SHORT EXERCISE |
Can you reproduce, unchanged, only the part of the entries below that opens with the line containing "39, 932, 81]" and closes with the line containing "162, 626, 224]", both of those lines included?

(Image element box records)
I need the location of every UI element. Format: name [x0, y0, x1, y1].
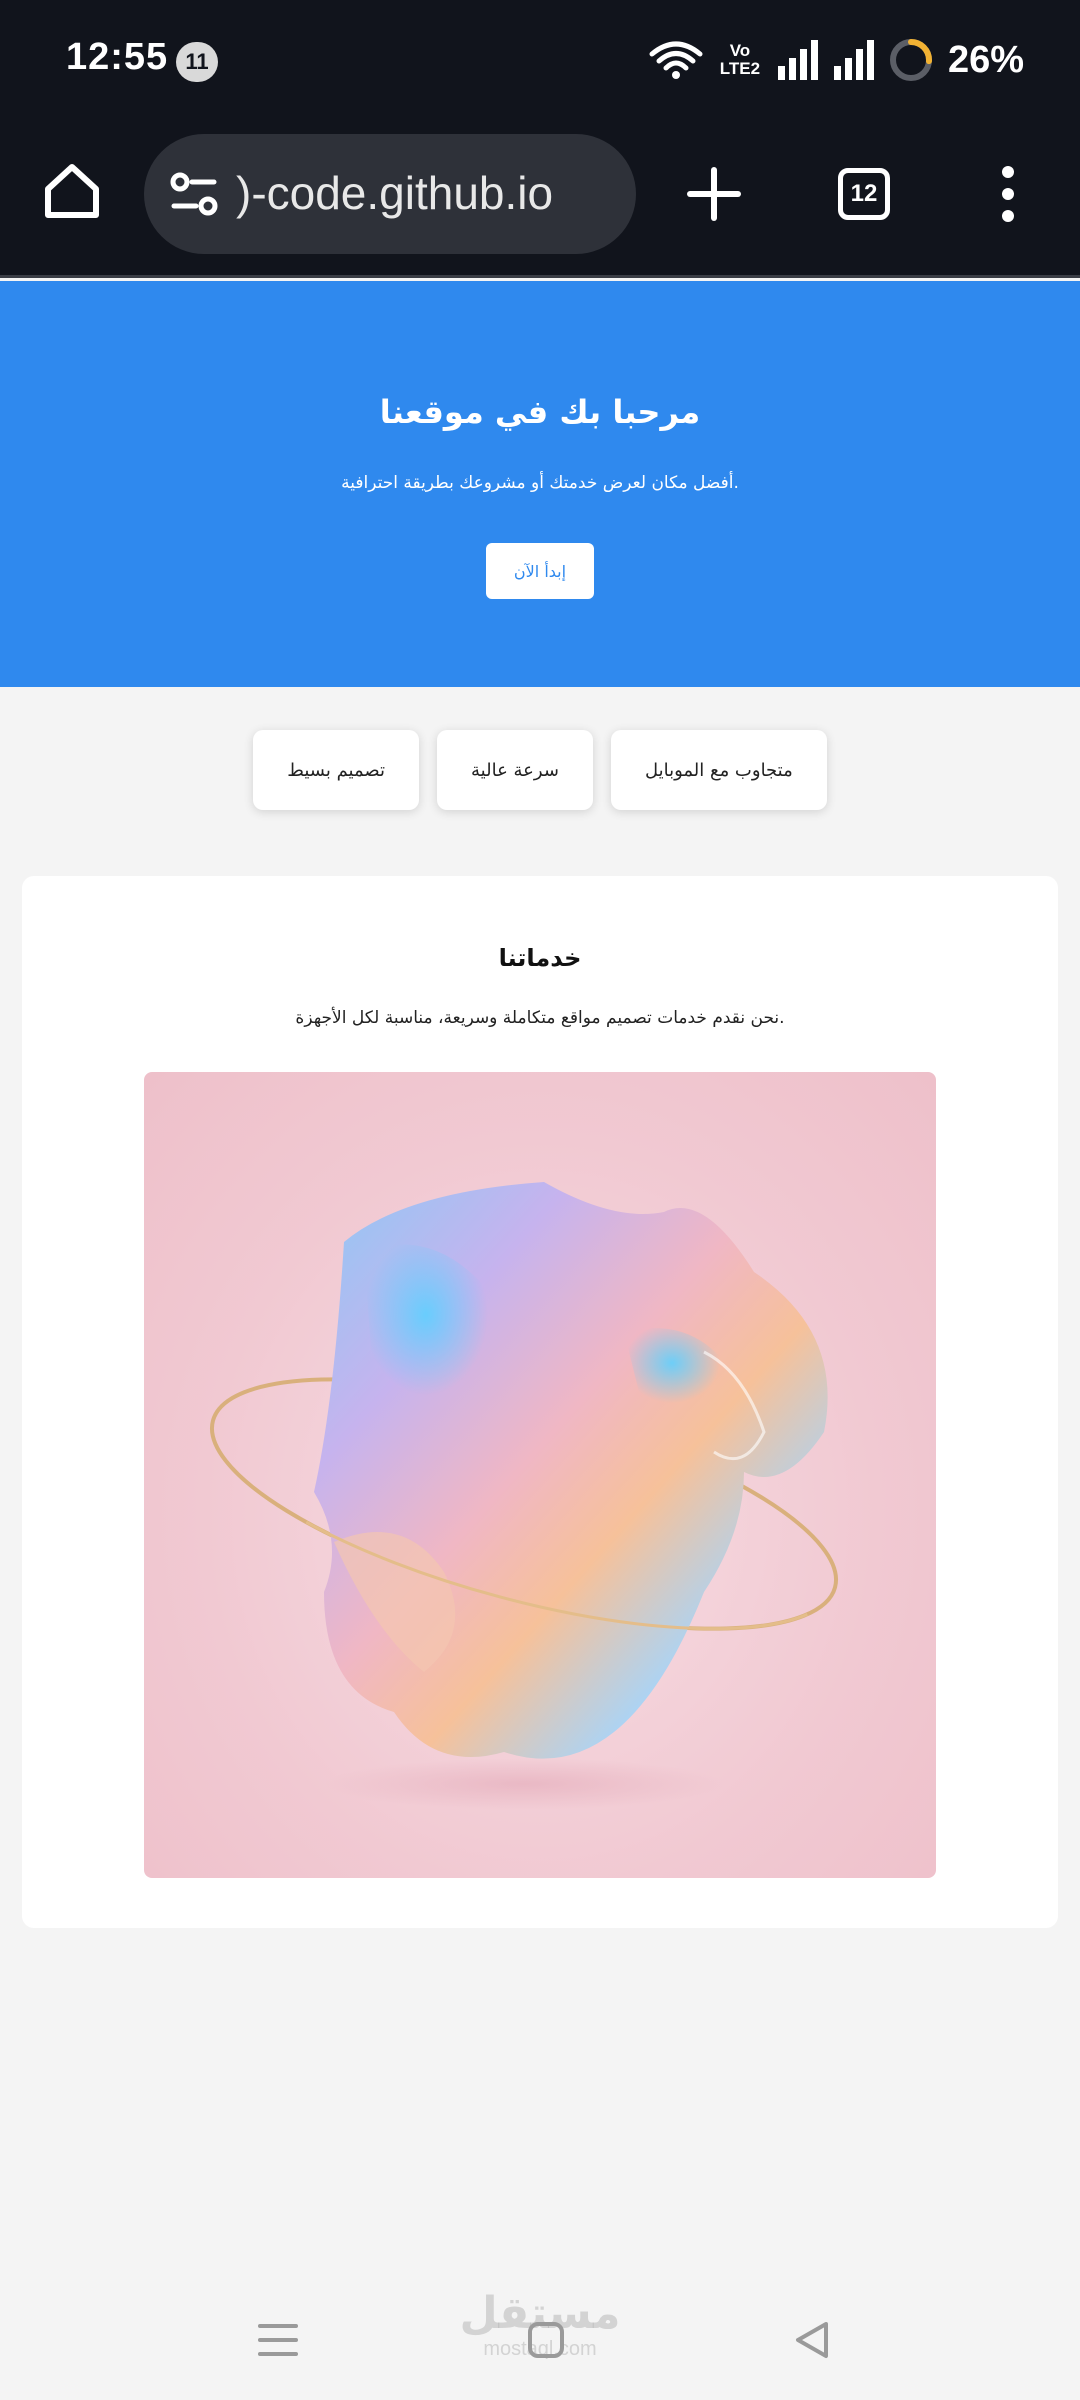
battery-ring-icon	[889, 39, 932, 81]
notification-count-badge: 11	[176, 42, 218, 82]
services-description: .نحن نقدم خدمات تصميم مواقع متكاملة وسري…	[295, 1008, 785, 1028]
feature-high-speed: سرعة عالية	[437, 730, 593, 810]
hero-section: مرحبا بك في موقعنا .أفضل مكان لعرض خدمتك…	[0, 281, 1080, 687]
tab-switcher-button[interactable]: 12	[828, 158, 900, 230]
signal-strength-icon-sim2	[833, 40, 874, 80]
abstract-3d-shape-illustration	[209, 1182, 839, 1810]
back-triangle-icon	[796, 2322, 828, 2358]
volte-label: Vo LTE2	[719, 41, 761, 78]
battery-percentage: 26%	[947, 38, 1024, 81]
services-title: خدماتنا	[498, 944, 582, 972]
recent-apps-button[interactable]	[244, 2310, 312, 2370]
features-row: متجاوب مع الموبايل سرعة عالية تصميم بسيط	[0, 730, 1080, 810]
address-bar[interactable]: )-code.github.io	[144, 134, 636, 254]
more-vertical-icon	[1002, 166, 1014, 222]
url-text[interactable]: )-code.github.io	[236, 162, 626, 224]
browser-toolbar: )-code.github.io 12	[0, 120, 1080, 278]
system-home-button[interactable]	[512, 2306, 580, 2374]
square-home-icon	[528, 2322, 564, 2358]
new-tab-button[interactable]	[676, 156, 752, 232]
home-button[interactable]	[36, 155, 108, 227]
hero-title: مرحبا بك في موقعنا	[379, 393, 701, 431]
signal-strength-icon-sim1	[777, 40, 818, 80]
site-settings-icon[interactable]	[168, 168, 220, 220]
start-now-button[interactable]: إبدأ الآن	[486, 543, 594, 599]
wifi-icon	[649, 41, 703, 79]
system-back-button[interactable]	[782, 2306, 842, 2374]
browser-menu-button[interactable]	[986, 154, 1030, 234]
feature-mobile-responsive: متجاوب مع الموبايل	[610, 730, 827, 810]
status-time: 12:55	[66, 36, 169, 78]
services-image	[144, 1072, 936, 1878]
feature-simple-design: تصميم بسيط	[253, 730, 420, 810]
home-icon	[45, 164, 99, 218]
system-navigation-bar: مستقل mostaql.com	[0, 2260, 1080, 2400]
status-icons: Vo LTE2 26%	[648, 34, 1024, 86]
status-bar: 12:55 11 Vo LTE2 26%	[0, 0, 1080, 120]
menu-lines-icon	[258, 2324, 298, 2356]
services-card: خدماتنا .نحن نقدم خدمات تصميم مواقع متكا…	[22, 876, 1058, 1928]
tab-count: 12	[838, 168, 890, 220]
hero-subtitle: .أفضل مكان لعرض خدمتك أو مشروعك بطريقة ا…	[341, 473, 739, 493]
plus-icon	[687, 167, 741, 221]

COMPLETED EXERCISE |
battery-ring-icon	[889, 39, 932, 81]
notification-count-badge: 11	[176, 42, 218, 82]
services-description: .نحن نقدم خدمات تصميم مواقع متكاملة وسري…	[295, 1008, 785, 1028]
feature-high-speed: سرعة عالية	[437, 730, 593, 810]
hero-section: مرحبا بك في موقعنا .أفضل مكان لعرض خدمتك…	[0, 281, 1080, 687]
tab-switcher-button[interactable]: 12	[828, 158, 900, 230]
signal-strength-icon-sim2	[833, 40, 874, 80]
abstract-3d-shape-illustration	[209, 1182, 839, 1810]
back-triangle-icon	[796, 2322, 828, 2358]
volte-label: Vo LTE2	[719, 41, 761, 78]
battery-percentage: 26%	[947, 38, 1024, 81]
services-title: خدماتنا	[498, 944, 582, 972]
recent-apps-button[interactable]	[244, 2310, 312, 2370]
features-row: متجاوب مع الموبايل سرعة عالية تصميم بسيط	[0, 730, 1080, 810]
address-bar[interactable]: )-code.github.io	[144, 134, 636, 254]
more-vertical-icon	[1002, 166, 1014, 222]
url-text[interactable]: )-code.github.io	[236, 162, 626, 224]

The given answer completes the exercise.